-- begin --

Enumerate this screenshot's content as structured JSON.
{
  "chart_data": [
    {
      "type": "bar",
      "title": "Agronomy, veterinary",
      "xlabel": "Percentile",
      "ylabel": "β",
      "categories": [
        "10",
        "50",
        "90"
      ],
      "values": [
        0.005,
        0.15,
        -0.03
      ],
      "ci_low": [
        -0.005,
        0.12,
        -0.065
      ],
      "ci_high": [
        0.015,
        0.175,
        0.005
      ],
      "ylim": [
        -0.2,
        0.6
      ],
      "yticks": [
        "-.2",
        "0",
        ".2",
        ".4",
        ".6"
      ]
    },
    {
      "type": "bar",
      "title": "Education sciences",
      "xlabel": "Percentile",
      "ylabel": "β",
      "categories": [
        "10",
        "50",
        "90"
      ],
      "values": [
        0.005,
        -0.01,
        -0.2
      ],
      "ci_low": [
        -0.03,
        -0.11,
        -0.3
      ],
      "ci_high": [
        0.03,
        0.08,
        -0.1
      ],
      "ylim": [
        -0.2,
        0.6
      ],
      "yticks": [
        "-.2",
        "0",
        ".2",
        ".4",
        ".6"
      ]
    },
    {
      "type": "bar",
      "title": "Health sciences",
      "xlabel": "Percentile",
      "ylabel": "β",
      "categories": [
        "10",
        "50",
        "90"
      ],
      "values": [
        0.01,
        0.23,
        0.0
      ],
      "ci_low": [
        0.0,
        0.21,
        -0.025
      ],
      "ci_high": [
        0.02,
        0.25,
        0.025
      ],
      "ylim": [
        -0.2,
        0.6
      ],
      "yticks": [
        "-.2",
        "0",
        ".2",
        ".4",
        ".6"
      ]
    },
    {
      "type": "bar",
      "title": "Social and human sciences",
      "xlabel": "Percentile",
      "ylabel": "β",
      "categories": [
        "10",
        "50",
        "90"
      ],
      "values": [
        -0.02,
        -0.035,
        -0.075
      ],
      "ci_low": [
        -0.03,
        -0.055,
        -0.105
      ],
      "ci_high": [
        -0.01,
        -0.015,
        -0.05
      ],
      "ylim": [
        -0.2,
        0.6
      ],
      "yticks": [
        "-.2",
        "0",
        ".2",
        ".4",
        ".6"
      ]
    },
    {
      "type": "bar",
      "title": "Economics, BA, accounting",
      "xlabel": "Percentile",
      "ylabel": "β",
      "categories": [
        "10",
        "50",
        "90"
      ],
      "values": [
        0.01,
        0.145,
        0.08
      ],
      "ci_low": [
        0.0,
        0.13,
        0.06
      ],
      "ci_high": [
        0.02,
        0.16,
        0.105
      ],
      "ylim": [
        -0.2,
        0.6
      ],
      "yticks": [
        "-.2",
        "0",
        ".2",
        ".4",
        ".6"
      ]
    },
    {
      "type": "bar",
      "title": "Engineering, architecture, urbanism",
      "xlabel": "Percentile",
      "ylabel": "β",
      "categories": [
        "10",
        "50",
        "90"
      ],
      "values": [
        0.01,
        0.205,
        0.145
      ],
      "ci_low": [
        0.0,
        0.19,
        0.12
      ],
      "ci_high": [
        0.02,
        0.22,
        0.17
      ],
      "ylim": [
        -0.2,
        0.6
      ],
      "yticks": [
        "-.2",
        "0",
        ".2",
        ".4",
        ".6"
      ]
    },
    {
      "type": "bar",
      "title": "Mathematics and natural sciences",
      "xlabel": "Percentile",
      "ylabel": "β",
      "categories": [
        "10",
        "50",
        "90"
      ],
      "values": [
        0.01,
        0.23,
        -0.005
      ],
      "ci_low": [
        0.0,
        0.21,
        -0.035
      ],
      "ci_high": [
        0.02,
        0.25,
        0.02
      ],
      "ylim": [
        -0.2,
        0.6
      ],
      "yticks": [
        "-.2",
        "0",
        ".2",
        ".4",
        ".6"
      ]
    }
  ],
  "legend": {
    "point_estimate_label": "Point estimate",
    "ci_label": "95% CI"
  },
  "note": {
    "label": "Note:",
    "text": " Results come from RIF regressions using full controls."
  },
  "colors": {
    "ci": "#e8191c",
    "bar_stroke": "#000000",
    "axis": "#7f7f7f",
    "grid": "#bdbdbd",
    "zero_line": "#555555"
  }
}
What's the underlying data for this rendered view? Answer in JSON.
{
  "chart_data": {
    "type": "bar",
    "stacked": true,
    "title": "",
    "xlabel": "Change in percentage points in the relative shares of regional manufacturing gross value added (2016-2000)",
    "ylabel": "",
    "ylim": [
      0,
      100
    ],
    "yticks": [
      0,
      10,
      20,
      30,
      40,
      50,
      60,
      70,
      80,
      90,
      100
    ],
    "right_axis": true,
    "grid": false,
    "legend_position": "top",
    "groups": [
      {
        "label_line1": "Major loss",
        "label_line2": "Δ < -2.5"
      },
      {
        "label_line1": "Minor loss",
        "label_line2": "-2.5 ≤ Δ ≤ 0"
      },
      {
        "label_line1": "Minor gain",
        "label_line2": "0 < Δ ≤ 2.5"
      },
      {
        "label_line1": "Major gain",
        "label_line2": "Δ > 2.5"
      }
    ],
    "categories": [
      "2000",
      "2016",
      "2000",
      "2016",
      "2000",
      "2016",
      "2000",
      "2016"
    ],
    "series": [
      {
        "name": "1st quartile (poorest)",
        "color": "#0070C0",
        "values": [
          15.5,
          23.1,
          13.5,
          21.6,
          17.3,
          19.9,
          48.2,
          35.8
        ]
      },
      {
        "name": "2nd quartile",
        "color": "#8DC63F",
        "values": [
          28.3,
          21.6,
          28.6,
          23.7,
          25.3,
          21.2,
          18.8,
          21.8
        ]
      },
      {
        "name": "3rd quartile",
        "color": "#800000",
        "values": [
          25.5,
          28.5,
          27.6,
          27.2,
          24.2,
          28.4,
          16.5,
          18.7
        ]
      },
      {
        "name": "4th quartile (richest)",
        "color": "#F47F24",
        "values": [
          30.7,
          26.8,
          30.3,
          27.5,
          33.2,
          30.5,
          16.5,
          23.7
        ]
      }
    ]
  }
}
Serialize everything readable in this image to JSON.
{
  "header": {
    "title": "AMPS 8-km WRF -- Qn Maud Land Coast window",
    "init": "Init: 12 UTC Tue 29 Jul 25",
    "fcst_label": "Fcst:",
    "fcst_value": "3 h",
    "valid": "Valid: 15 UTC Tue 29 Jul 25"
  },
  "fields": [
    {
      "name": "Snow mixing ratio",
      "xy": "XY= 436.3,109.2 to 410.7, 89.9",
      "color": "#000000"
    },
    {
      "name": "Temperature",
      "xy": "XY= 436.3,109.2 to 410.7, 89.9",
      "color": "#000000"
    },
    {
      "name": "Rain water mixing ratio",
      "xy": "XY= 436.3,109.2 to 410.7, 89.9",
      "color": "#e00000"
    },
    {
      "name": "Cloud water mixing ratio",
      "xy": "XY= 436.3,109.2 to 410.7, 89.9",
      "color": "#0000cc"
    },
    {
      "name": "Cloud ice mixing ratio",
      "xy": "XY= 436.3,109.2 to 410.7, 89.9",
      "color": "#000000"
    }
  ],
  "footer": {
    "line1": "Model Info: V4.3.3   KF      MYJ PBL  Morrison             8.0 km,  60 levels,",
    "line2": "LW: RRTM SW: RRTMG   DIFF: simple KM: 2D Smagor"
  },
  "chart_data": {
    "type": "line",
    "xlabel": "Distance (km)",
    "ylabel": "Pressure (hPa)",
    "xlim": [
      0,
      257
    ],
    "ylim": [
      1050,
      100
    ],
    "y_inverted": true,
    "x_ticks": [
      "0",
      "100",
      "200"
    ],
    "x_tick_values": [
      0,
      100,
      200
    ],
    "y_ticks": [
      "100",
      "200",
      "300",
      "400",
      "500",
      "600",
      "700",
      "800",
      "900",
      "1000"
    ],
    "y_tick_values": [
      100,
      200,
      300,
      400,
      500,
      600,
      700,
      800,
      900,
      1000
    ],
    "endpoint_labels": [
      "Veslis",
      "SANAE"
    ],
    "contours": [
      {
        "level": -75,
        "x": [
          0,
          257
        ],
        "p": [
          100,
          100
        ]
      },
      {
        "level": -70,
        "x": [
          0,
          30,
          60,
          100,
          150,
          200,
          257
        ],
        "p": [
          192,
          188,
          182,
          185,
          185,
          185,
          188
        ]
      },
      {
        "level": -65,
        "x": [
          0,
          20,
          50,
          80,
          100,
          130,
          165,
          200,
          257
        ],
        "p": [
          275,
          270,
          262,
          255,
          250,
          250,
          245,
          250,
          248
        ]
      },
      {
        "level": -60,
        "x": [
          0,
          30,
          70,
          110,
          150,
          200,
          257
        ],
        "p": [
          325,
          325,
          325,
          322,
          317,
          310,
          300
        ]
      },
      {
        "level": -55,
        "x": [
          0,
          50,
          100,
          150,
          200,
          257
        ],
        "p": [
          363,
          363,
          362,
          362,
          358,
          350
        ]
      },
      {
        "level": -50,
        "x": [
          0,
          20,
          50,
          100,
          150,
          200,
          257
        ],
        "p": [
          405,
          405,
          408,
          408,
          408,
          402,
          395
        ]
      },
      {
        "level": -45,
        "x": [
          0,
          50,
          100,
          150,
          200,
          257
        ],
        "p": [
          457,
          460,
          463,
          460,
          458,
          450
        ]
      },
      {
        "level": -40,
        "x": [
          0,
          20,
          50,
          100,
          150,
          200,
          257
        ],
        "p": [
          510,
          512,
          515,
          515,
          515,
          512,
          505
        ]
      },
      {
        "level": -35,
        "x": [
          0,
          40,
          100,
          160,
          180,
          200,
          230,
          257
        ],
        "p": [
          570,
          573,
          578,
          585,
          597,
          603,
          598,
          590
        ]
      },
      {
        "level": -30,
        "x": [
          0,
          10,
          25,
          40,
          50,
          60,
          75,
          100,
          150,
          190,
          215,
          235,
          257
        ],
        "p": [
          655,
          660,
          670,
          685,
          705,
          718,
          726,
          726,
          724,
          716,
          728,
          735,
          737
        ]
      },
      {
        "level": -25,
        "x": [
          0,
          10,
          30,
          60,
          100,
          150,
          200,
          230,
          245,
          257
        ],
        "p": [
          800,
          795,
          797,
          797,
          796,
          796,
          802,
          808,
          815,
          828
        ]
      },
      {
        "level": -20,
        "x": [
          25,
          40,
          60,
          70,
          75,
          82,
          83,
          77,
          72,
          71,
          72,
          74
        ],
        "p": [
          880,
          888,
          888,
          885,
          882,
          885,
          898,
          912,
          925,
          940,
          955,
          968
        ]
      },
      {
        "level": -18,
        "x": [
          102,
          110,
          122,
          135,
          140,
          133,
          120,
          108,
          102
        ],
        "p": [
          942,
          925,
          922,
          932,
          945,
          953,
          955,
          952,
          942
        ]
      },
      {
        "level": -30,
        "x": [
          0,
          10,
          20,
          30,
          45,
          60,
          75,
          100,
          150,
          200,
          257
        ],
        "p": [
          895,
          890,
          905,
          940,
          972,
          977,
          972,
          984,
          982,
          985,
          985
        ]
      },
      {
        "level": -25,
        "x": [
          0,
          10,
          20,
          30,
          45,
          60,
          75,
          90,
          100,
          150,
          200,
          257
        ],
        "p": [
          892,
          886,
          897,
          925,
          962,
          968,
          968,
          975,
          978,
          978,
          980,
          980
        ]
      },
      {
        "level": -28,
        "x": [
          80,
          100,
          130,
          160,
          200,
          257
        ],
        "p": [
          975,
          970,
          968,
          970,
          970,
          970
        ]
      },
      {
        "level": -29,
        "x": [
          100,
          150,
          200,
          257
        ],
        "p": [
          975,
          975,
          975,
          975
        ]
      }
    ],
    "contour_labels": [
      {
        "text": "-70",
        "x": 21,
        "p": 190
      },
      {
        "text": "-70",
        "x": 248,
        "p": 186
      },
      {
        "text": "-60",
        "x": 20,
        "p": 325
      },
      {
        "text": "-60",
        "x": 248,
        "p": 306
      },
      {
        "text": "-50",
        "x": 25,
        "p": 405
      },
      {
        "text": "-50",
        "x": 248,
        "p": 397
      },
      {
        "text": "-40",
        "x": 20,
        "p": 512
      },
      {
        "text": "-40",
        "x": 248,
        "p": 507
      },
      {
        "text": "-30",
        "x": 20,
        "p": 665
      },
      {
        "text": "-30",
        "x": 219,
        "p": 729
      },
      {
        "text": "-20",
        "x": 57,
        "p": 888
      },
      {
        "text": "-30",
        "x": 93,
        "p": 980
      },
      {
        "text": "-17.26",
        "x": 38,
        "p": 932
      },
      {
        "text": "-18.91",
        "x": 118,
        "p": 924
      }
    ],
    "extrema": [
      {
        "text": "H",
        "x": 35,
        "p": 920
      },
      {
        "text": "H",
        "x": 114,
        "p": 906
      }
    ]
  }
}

-- end --

The exercise: State how many lines hold the word "true". The number is the whole answer.

Finished exercise: 3